** begin Task data **
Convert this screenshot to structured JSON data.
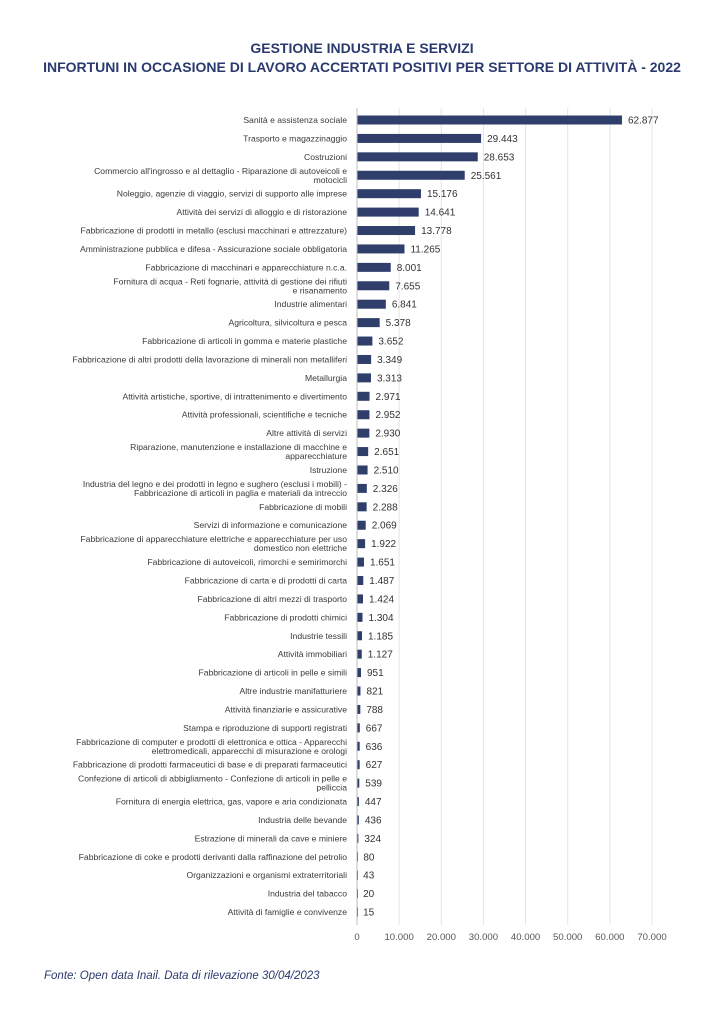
{
  "header": {
    "title_line1": "GESTIONE INDUSTRIA E SERVIZI",
    "title_line2": "INFORTUNI IN OCCASIONE DI LAVORO ACCERTATI POSITIVI PER SETTORE DI ATTIVITÀ - 2022"
  },
  "footer": {
    "source": "Fonte: Open data Inail. Data di rilevazione 30/04/2023"
  },
  "chart_data": {
    "type": "bar",
    "orientation": "horizontal",
    "title": "GESTIONE INDUSTRIA E SERVIZI — INFORTUNI IN OCCASIONE DI LAVORO ACCERTATI POSITIVI PER SETTORE DI ATTIVITÀ - 2022",
    "bar_color": "#2f3e6b",
    "xlim": [
      0,
      70000
    ],
    "xticks": [
      0,
      10000,
      20000,
      30000,
      40000,
      50000,
      60000,
      70000
    ],
    "xtick_labels": [
      "0",
      "10.000",
      "20.000",
      "30.000",
      "40.000",
      "50.000",
      "60.000",
      "70.000"
    ],
    "grid": true,
    "categories": [
      [
        "Sanità e assistenza sociale"
      ],
      [
        "Trasporto e magazzinaggio"
      ],
      [
        "Costruzioni"
      ],
      [
        "Commercio all'ingrosso e al dettaglio - Riparazione di autoveicoli e",
        "motocicli"
      ],
      [
        "Noleggio, agenzie di viaggio, servizi di supporto alle imprese"
      ],
      [
        "Attività dei servizi di alloggio e di ristorazione"
      ],
      [
        "Fabbricazione di prodotti in metallo (esclusi macchinari e attrezzature)"
      ],
      [
        "Amministrazione pubblica e difesa - Assicurazione sociale obbligatoria"
      ],
      [
        "Fabbricazione di macchinari e apparecchiature n.c.a."
      ],
      [
        "Fornitura di acqua - Reti fognarie, attività di gestione dei rifiuti",
        "e risanamento"
      ],
      [
        "Industrie alimentari"
      ],
      [
        "Agricoltura, silvicoltura e pesca"
      ],
      [
        "Fabbricazione di articoli in gomma e materie plastiche"
      ],
      [
        "Fabbricazione di altri prodotti della lavorazione di minerali non metalliferi"
      ],
      [
        "Metallurgia"
      ],
      [
        "Attività artistiche, sportive, di intrattenimento e divertimento"
      ],
      [
        "Attività professionali, scientifiche e tecniche"
      ],
      [
        "Altre attività di servizi"
      ],
      [
        "Riparazione, manutenzione e installazione di macchine e",
        "apparecchiature"
      ],
      [
        "Istruzione"
      ],
      [
        "Industria del legno e dei prodotti in legno e sughero (esclusi i mobili) -",
        "Fabbricazione di articoli in paglia e materiali da intreccio"
      ],
      [
        "Fabbricazione di mobili"
      ],
      [
        "Servizi di informazione e comunicazione"
      ],
      [
        "Fabbricazione di apparecchiature elettriche e apparecchiature per uso",
        "domestico non elettriche"
      ],
      [
        "Fabbricazione di autoveicoli, rimorchi e semirimorchi"
      ],
      [
        "Fabbricazione di carta e di prodotti di carta"
      ],
      [
        "Fabbricazione di altri mezzi di trasporto"
      ],
      [
        "Fabbricazione di prodotti chimici"
      ],
      [
        "Industrie tessili"
      ],
      [
        "Attività immobiliari"
      ],
      [
        "Fabbricazione di articoli in pelle e simili"
      ],
      [
        "Altre industrie manifatturiere"
      ],
      [
        "Attività finanziarie e assicurative"
      ],
      [
        "Stampa e riproduzione di supporti registrati"
      ],
      [
        "Fabbricazione di computer e prodotti di elettronica e ottica - Apparecchi",
        "elettromedicali, apparecchi di misurazione e orologi"
      ],
      [
        "Fabbricazione di prodotti farmaceutici di base e di preparati farmaceutici"
      ],
      [
        "Confezione di articoli di abbigliamento - Confezione di articoli in pelle e",
        "pelliccia"
      ],
      [
        "Fornitura di energia elettrica, gas, vapore e aria condizionata"
      ],
      [
        "Industria delle bevande"
      ],
      [
        "Estrazione di minerali da cave e miniere"
      ],
      [
        "Fabbricazione di coke e prodotti derivanti dalla raffinazione del petrolio"
      ],
      [
        "Organizzazioni e organismi extraterritoriali"
      ],
      [
        "Industria del tabacco"
      ],
      [
        "Attività di famiglie e convivenze"
      ]
    ],
    "values": [
      62877,
      29443,
      28653,
      25561,
      15176,
      14641,
      13778,
      11265,
      8001,
      7655,
      6841,
      5378,
      3652,
      3349,
      3313,
      2971,
      2952,
      2930,
      2651,
      2510,
      2326,
      2288,
      2069,
      1922,
      1651,
      1487,
      1424,
      1304,
      1185,
      1127,
      951,
      821,
      788,
      667,
      636,
      627,
      539,
      447,
      436,
      324,
      80,
      43,
      20,
      15
    ],
    "value_labels": [
      "62.877",
      "29.443",
      "28.653",
      "25.561",
      "15.176",
      "14.641",
      "13.778",
      "11.265",
      "8.001",
      "7.655",
      "6.841",
      "5.378",
      "3.652",
      "3.349",
      "3.313",
      "2.971",
      "2.952",
      "2.930",
      "2.651",
      "2.510",
      "2.326",
      "2.288",
      "2.069",
      "1.922",
      "1.651",
      "1.487",
      "1.424",
      "1.304",
      "1.185",
      "1.127",
      "951",
      "821",
      "788",
      "667",
      "636",
      "627",
      "539",
      "447",
      "436",
      "324",
      "80",
      "43",
      "20",
      "15"
    ]
  }
}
** end Task data **
_What to produce_
Report each line of the material above where the word "articoli" appears.

_Task response_
        "Fabbricazione di articoli in gomma e materie plastiche"
        "Fabbricazione di articoli in paglia e materiali da intreccio"
        "Fabbricazione di articoli in pelle e simili"
        "Confezione di articoli di abbigliamento - Confezione di articoli in pelle e",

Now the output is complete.